- RECORDED INFORMATION
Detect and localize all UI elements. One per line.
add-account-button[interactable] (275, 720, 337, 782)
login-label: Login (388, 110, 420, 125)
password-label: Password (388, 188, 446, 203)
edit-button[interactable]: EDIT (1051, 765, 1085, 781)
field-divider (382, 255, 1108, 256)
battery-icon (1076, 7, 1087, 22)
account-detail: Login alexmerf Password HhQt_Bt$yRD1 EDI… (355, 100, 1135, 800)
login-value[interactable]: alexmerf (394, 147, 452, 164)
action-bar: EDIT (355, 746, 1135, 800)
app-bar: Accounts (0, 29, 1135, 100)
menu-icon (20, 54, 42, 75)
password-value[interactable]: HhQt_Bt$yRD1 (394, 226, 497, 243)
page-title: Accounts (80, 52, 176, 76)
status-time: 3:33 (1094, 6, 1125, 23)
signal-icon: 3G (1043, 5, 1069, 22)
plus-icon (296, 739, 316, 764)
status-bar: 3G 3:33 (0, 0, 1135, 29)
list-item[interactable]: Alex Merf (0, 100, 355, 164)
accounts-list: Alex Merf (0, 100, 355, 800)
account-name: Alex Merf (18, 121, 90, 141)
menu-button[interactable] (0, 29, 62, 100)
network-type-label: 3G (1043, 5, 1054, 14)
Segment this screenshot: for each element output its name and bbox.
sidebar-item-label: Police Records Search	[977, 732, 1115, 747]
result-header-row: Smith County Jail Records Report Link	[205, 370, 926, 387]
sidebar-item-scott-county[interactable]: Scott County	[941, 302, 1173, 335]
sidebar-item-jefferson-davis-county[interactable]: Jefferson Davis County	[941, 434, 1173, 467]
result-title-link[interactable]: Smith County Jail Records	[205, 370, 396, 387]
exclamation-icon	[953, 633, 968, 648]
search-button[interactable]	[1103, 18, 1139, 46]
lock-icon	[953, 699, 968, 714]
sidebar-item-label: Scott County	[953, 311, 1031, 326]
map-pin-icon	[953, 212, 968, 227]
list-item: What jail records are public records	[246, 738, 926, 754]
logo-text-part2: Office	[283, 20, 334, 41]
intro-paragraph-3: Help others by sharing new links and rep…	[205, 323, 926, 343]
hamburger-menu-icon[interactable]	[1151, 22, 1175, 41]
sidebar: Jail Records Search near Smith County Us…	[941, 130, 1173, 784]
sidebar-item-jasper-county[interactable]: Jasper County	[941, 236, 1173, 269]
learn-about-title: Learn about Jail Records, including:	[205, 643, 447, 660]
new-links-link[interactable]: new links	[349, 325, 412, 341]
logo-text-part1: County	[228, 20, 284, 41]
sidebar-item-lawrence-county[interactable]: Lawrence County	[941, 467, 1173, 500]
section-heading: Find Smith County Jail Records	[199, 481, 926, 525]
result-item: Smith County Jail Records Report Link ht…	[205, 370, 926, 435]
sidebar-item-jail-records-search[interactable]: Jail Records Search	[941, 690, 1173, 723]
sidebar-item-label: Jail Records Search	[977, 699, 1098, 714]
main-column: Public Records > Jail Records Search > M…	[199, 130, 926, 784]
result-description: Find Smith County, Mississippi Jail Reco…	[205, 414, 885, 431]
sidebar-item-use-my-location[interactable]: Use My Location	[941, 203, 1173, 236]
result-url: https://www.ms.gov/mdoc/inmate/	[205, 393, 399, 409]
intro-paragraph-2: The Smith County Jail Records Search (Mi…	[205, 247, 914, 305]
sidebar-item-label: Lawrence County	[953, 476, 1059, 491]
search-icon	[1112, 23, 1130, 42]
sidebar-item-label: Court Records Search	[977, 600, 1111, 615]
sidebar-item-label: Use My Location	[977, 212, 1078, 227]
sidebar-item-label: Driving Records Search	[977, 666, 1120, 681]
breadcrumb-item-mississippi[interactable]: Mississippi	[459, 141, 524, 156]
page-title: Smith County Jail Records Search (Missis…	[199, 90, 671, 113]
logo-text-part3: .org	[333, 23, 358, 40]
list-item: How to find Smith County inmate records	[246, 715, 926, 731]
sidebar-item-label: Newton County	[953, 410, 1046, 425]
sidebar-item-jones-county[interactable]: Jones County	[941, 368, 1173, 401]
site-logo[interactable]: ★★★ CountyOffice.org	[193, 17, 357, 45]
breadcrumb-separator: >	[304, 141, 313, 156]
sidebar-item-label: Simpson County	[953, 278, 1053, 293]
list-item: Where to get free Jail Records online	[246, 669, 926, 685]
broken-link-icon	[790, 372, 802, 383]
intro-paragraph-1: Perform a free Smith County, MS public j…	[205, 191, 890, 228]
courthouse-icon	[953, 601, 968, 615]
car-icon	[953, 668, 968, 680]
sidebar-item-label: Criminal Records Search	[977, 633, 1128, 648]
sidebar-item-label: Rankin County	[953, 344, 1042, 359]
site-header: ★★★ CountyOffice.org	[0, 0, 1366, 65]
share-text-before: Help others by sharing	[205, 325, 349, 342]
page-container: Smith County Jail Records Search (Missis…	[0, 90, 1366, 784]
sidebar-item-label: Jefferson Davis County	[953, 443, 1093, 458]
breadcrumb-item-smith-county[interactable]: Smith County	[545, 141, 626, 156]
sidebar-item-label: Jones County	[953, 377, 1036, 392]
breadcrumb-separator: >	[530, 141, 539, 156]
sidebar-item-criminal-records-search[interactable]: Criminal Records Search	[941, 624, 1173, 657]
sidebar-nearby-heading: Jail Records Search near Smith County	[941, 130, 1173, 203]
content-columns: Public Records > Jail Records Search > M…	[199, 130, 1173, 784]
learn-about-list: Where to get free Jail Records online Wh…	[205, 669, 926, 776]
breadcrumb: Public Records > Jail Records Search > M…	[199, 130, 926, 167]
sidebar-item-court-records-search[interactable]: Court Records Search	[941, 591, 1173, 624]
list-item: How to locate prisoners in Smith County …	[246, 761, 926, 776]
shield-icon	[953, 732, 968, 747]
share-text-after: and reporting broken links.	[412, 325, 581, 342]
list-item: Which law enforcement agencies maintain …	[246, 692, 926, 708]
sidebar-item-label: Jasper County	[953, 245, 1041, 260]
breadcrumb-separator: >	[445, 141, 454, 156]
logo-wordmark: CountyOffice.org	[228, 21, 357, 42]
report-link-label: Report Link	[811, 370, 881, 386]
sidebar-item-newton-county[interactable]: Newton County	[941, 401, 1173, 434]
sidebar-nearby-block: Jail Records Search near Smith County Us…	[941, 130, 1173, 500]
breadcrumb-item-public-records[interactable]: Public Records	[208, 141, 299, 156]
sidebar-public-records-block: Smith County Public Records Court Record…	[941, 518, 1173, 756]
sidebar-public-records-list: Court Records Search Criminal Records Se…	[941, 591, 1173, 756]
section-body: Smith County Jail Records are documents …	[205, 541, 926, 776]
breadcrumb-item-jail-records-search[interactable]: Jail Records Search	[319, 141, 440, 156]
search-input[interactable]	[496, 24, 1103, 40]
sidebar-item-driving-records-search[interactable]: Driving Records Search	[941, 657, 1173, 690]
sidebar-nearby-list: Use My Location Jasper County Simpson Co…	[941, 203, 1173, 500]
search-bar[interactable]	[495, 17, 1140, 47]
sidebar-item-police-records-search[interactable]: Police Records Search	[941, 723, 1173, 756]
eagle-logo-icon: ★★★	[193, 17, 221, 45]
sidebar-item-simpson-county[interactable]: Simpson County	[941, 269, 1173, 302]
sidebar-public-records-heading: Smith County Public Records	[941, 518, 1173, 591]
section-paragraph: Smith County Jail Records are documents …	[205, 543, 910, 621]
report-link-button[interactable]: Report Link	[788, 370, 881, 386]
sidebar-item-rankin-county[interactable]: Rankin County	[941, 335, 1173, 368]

- EXERCISE REQUIREMENTS
Copy every one of the rows above word for word, keeping their order and line breaks.

- ANSWER TO THE TASK
Detect and localize all UI elements. One per line.
add-account-button[interactable] (275, 720, 337, 782)
login-label: Login (388, 110, 420, 125)
password-label: Password (388, 188, 446, 203)
edit-button[interactable]: EDIT (1051, 765, 1085, 781)
field-divider (382, 255, 1108, 256)
battery-icon (1076, 7, 1087, 22)
account-detail: Login alexmerf Password HhQt_Bt$yRD1 EDI… (355, 100, 1135, 800)
login-value[interactable]: alexmerf (394, 147, 452, 164)
action-bar: EDIT (355, 746, 1135, 800)
app-bar: Accounts (0, 29, 1135, 100)
menu-icon (20, 54, 42, 75)
password-value[interactable]: HhQt_Bt$yRD1 (394, 226, 497, 243)
page-title: Accounts (80, 52, 176, 76)
status-time: 3:33 (1094, 6, 1125, 23)
signal-icon: 3G (1043, 5, 1069, 22)
plus-icon (296, 739, 316, 764)
status-bar: 3G 3:33 (0, 0, 1135, 29)
list-item[interactable]: Alex Merf (0, 100, 355, 164)
accounts-list: Alex Merf (0, 100, 355, 800)
account-name: Alex Merf (18, 121, 90, 141)
menu-button[interactable] (0, 29, 62, 100)
network-type-label: 3G (1043, 5, 1054, 14)
Segment this screenshot: for each element output its name and bbox.
sidebar-item-label: Police Records Search	[977, 732, 1115, 747]
result-header-row: Smith County Jail Records Report Link	[205, 370, 926, 387]
sidebar-item-scott-county[interactable]: Scott County	[941, 302, 1173, 335]
sidebar-item-jefferson-davis-county[interactable]: Jefferson Davis County	[941, 434, 1173, 467]
result-title-link[interactable]: Smith County Jail Records	[205, 370, 396, 387]
exclamation-icon	[953, 633, 968, 648]
search-button[interactable]	[1103, 18, 1139, 46]
lock-icon	[953, 699, 968, 714]
sidebar-item-label: Scott County	[953, 311, 1031, 326]
map-pin-icon	[953, 212, 968, 227]
list-item: What jail records are public records	[246, 738, 926, 754]
logo-text-part2: Office	[283, 20, 334, 41]
intro-paragraph-3: Help others by sharing new links and rep…	[205, 323, 926, 343]
hamburger-menu-icon[interactable]	[1151, 22, 1175, 41]
sidebar: Jail Records Search near Smith County Us…	[941, 130, 1173, 784]
sidebar-item-jasper-county[interactable]: Jasper County	[941, 236, 1173, 269]
learn-about-title: Learn about Jail Records, including:	[205, 643, 447, 660]
new-links-link[interactable]: new links	[349, 325, 412, 341]
logo-text-part1: County	[228, 20, 284, 41]
sidebar-item-lawrence-county[interactable]: Lawrence County	[941, 467, 1173, 500]
section-heading: Find Smith County Jail Records	[199, 481, 926, 525]
result-item: Smith County Jail Records Report Link ht…	[205, 370, 926, 435]
sidebar-item-jail-records-search[interactable]: Jail Records Search	[941, 690, 1173, 723]
sidebar-item-label: Jail Records Search	[977, 699, 1098, 714]
main-column: Public Records > Jail Records Search > M…	[199, 130, 926, 784]
result-description: Find Smith County, Mississippi Jail Reco…	[205, 414, 885, 431]
sidebar-item-use-my-location[interactable]: Use My Location	[941, 203, 1173, 236]
result-url: https://www.ms.gov/mdoc/inmate/	[205, 393, 399, 409]
intro-paragraph-2: The Smith County Jail Records Search (Mi…	[205, 247, 914, 305]
sidebar-item-label: Lawrence County	[953, 476, 1059, 491]
search-icon	[1112, 23, 1130, 42]
sidebar-item-label: Court Records Search	[977, 600, 1111, 615]
sidebar-item-label: Use My Location	[977, 212, 1078, 227]
sidebar-item-label: Driving Records Search	[977, 666, 1120, 681]
breadcrumb-item-mississippi[interactable]: Mississippi	[459, 141, 524, 156]
page-title: Smith County Jail Records Search (Missis…	[199, 90, 671, 113]
logo-text-part3: .org	[333, 23, 358, 40]
list-item: How to find Smith County inmate records	[246, 715, 926, 731]
sidebar-item-label: Newton County	[953, 410, 1046, 425]
sidebar-item-jones-county[interactable]: Jones County	[941, 368, 1173, 401]
site-logo[interactable]: ★★★ CountyOffice.org	[193, 17, 357, 45]
breadcrumb-separator: >	[304, 141, 313, 156]
sidebar-item-label: Simpson County	[953, 278, 1053, 293]
list-item: Where to get free Jail Records online	[246, 669, 926, 685]
broken-link-icon	[790, 372, 802, 383]
intro-paragraph-1: Perform a free Smith County, MS public j…	[205, 191, 890, 228]
courthouse-icon	[953, 601, 968, 615]
car-icon	[953, 668, 968, 680]
sidebar-item-label: Criminal Records Search	[977, 633, 1128, 648]
sidebar-item-label: Rankin County	[953, 344, 1042, 359]
site-header: ★★★ CountyOffice.org	[0, 0, 1366, 65]
share-text-before: Help others by sharing	[205, 325, 349, 342]
page-container: Smith County Jail Records Search (Missis…	[0, 90, 1366, 784]
sidebar-item-label: Jefferson Davis County	[953, 443, 1093, 458]
breadcrumb-item-smith-county[interactable]: Smith County	[545, 141, 626, 156]
sidebar-item-label: Jones County	[953, 377, 1036, 392]
breadcrumb-separator: >	[530, 141, 539, 156]
sidebar-item-criminal-records-search[interactable]: Criminal Records Search	[941, 624, 1173, 657]
sidebar-nearby-heading: Jail Records Search near Smith County	[941, 130, 1173, 203]
content-columns: Public Records > Jail Records Search > M…	[199, 130, 1173, 784]
learn-about-list: Where to get free Jail Records online Wh…	[205, 669, 926, 776]
breadcrumb: Public Records > Jail Records Search > M…	[199, 130, 926, 167]
sidebar-item-court-records-search[interactable]: Court Records Search	[941, 591, 1173, 624]
list-item: How to locate prisoners in Smith County …	[246, 761, 926, 776]
shield-icon	[953, 732, 968, 747]
share-text-after: and reporting broken links.	[412, 325, 581, 342]
list-item: Which law enforcement agencies maintain …	[246, 692, 926, 708]
sidebar-item-label: Jasper County	[953, 245, 1041, 260]
breadcrumb-separator: >	[445, 141, 454, 156]
logo-wordmark: CountyOffice.org	[228, 21, 357, 42]
report-link-label: Report Link	[811, 370, 881, 386]
sidebar-item-newton-county[interactable]: Newton County	[941, 401, 1173, 434]
sidebar-nearby-block: Jail Records Search near Smith County Us…	[941, 130, 1173, 500]
breadcrumb-item-public-records[interactable]: Public Records	[208, 141, 299, 156]
sidebar-public-records-block: Smith County Public Records Court Record…	[941, 518, 1173, 756]
sidebar-public-records-list: Court Records Search Criminal Records Se…	[941, 591, 1173, 756]
section-body: Smith County Jail Records are documents …	[205, 541, 926, 776]
breadcrumb-item-jail-records-search[interactable]: Jail Records Search	[319, 141, 440, 156]
search-input[interactable]	[496, 24, 1103, 40]
sidebar-item-driving-records-search[interactable]: Driving Records Search	[941, 657, 1173, 690]
sidebar-nearby-list: Use My Location Jasper County Simpson Co…	[941, 203, 1173, 500]
search-bar[interactable]	[495, 17, 1140, 47]
sidebar-item-police-records-search[interactable]: Police Records Search	[941, 723, 1173, 756]
eagle-logo-icon: ★★★	[193, 17, 221, 45]
sidebar-item-simpson-county[interactable]: Simpson County	[941, 269, 1173, 302]
sidebar-public-records-heading: Smith County Public Records	[941, 518, 1173, 591]
section-paragraph: Smith County Jail Records are documents …	[205, 543, 910, 621]
report-link-button[interactable]: Report Link	[788, 370, 881, 386]
sidebar-item-rankin-county[interactable]: Rankin County	[941, 335, 1173, 368]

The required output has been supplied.